— start PROVIDED DATA —

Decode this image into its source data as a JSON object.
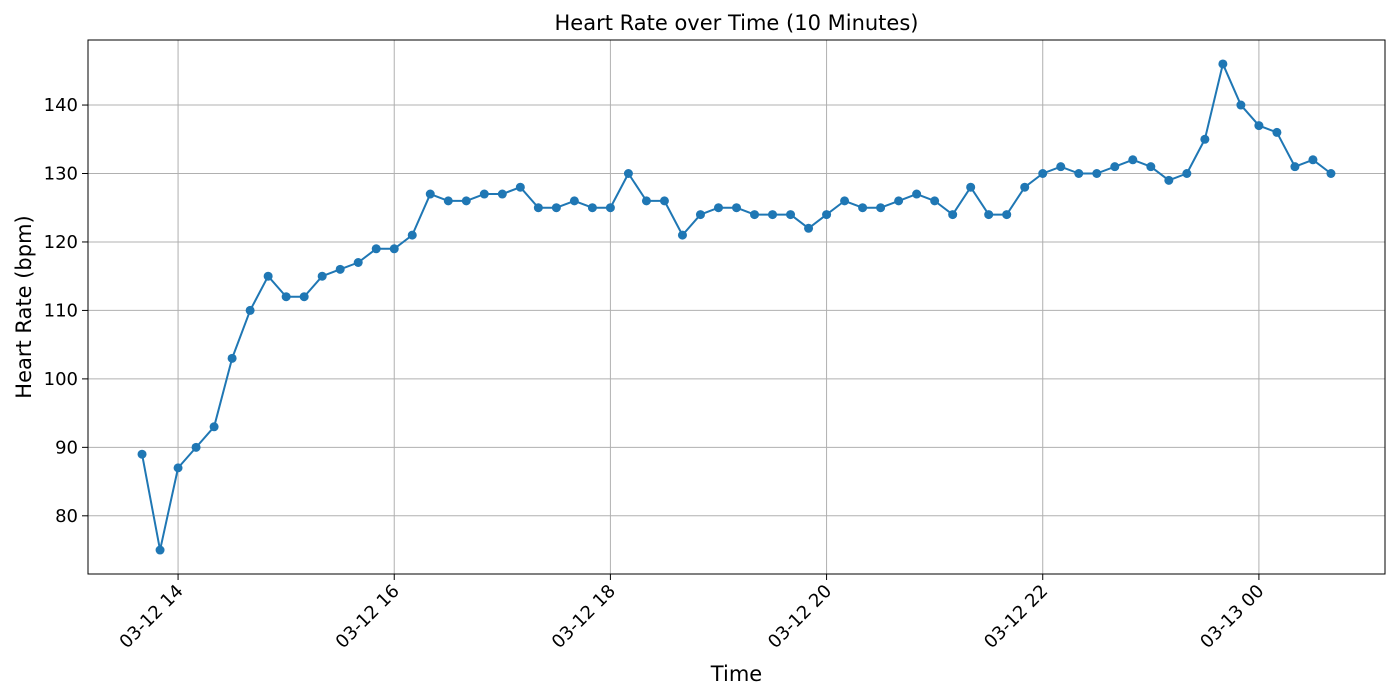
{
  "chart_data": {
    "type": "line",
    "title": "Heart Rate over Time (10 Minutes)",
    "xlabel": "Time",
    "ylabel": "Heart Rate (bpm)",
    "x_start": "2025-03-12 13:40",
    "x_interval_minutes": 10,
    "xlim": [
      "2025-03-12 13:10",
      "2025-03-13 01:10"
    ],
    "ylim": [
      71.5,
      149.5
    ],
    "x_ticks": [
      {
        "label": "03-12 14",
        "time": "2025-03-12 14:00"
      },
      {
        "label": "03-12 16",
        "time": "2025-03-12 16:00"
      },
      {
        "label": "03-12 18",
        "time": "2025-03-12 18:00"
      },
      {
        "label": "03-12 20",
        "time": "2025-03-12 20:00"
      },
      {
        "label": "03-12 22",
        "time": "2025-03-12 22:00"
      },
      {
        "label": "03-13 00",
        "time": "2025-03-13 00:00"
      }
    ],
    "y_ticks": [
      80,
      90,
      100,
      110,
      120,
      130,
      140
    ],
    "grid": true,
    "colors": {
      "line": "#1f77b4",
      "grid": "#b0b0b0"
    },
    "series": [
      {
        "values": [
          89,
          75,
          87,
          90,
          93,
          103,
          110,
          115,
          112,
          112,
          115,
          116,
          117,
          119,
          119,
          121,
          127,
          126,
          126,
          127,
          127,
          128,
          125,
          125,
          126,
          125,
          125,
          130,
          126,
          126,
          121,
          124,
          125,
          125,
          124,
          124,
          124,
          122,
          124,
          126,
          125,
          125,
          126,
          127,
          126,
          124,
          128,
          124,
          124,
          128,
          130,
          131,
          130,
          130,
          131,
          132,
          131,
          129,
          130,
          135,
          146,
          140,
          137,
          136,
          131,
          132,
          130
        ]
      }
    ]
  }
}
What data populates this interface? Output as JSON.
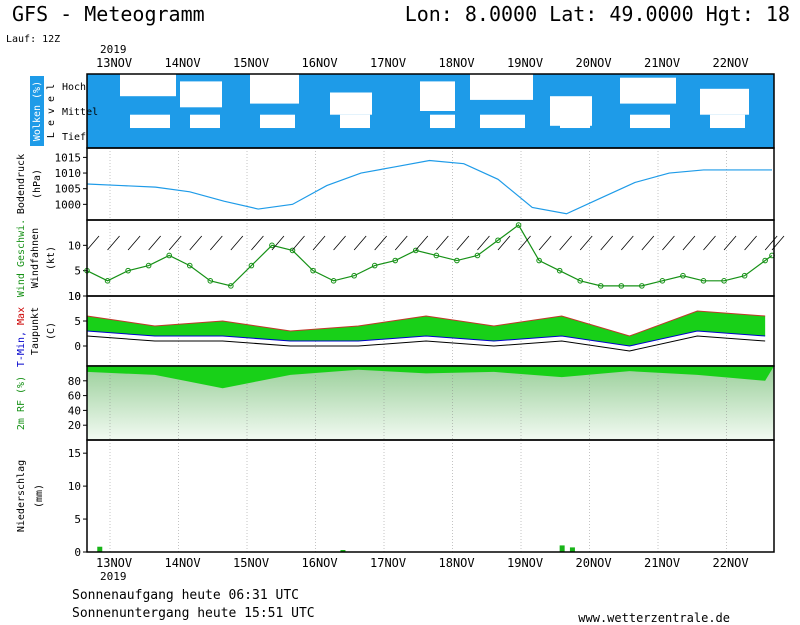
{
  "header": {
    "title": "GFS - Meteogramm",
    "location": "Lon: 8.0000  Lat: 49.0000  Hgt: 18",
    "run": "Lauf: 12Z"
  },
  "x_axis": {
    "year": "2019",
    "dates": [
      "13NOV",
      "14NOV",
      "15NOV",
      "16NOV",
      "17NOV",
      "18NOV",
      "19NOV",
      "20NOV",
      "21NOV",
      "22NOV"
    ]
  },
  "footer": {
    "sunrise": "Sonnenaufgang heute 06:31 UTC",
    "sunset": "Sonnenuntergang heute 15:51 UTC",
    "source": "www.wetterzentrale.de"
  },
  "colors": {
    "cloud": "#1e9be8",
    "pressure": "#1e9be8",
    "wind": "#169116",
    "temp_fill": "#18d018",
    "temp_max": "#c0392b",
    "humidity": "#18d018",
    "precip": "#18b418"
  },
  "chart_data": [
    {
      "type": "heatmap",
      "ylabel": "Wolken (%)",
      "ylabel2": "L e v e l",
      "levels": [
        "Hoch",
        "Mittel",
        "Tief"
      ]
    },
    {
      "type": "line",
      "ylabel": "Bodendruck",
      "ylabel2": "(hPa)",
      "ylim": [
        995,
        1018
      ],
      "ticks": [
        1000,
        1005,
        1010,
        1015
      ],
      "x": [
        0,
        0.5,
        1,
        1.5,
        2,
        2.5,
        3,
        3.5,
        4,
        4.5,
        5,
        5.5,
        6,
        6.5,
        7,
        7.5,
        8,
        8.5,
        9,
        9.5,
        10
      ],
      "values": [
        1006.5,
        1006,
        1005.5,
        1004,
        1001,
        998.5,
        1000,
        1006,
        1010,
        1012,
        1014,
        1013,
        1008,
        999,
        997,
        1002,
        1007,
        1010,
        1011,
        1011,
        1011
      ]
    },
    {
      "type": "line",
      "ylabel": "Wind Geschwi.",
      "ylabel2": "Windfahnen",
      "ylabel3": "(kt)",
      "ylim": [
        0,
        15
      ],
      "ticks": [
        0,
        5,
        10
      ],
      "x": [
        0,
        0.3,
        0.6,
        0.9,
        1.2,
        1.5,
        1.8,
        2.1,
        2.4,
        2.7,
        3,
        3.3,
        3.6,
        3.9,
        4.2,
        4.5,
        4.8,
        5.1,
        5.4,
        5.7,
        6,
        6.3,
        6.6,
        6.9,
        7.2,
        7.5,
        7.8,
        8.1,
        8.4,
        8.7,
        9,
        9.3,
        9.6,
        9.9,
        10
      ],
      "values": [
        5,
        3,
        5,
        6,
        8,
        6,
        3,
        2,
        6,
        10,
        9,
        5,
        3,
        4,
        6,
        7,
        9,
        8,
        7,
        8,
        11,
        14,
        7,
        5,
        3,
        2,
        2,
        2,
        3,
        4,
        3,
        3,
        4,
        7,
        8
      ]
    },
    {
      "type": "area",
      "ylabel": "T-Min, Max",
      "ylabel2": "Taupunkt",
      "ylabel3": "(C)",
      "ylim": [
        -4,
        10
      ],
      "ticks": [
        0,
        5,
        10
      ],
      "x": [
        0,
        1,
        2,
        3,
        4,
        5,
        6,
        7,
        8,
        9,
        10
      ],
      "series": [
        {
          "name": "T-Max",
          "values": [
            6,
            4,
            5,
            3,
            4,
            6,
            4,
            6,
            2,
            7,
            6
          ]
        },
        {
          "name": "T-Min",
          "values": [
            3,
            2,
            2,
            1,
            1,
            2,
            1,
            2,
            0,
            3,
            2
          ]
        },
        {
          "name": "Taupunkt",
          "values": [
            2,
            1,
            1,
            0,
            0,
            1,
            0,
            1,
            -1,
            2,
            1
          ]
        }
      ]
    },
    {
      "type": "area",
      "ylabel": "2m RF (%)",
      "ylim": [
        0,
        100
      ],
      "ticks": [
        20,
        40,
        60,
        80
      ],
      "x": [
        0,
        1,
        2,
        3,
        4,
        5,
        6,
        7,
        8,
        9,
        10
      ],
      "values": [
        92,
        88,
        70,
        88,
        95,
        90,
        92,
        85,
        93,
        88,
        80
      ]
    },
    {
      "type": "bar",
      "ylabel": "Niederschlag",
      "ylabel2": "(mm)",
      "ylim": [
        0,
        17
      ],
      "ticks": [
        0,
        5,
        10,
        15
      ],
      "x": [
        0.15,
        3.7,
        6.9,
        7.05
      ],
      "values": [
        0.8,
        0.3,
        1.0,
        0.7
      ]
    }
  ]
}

— end PROVIDED DATA —

→ **REQUEST**
Look above for lines with the word "this" and copy them all.

→ **RESULT**
Decode this image into its source data as a JSON object.
What data populates this interface? Output as JSON.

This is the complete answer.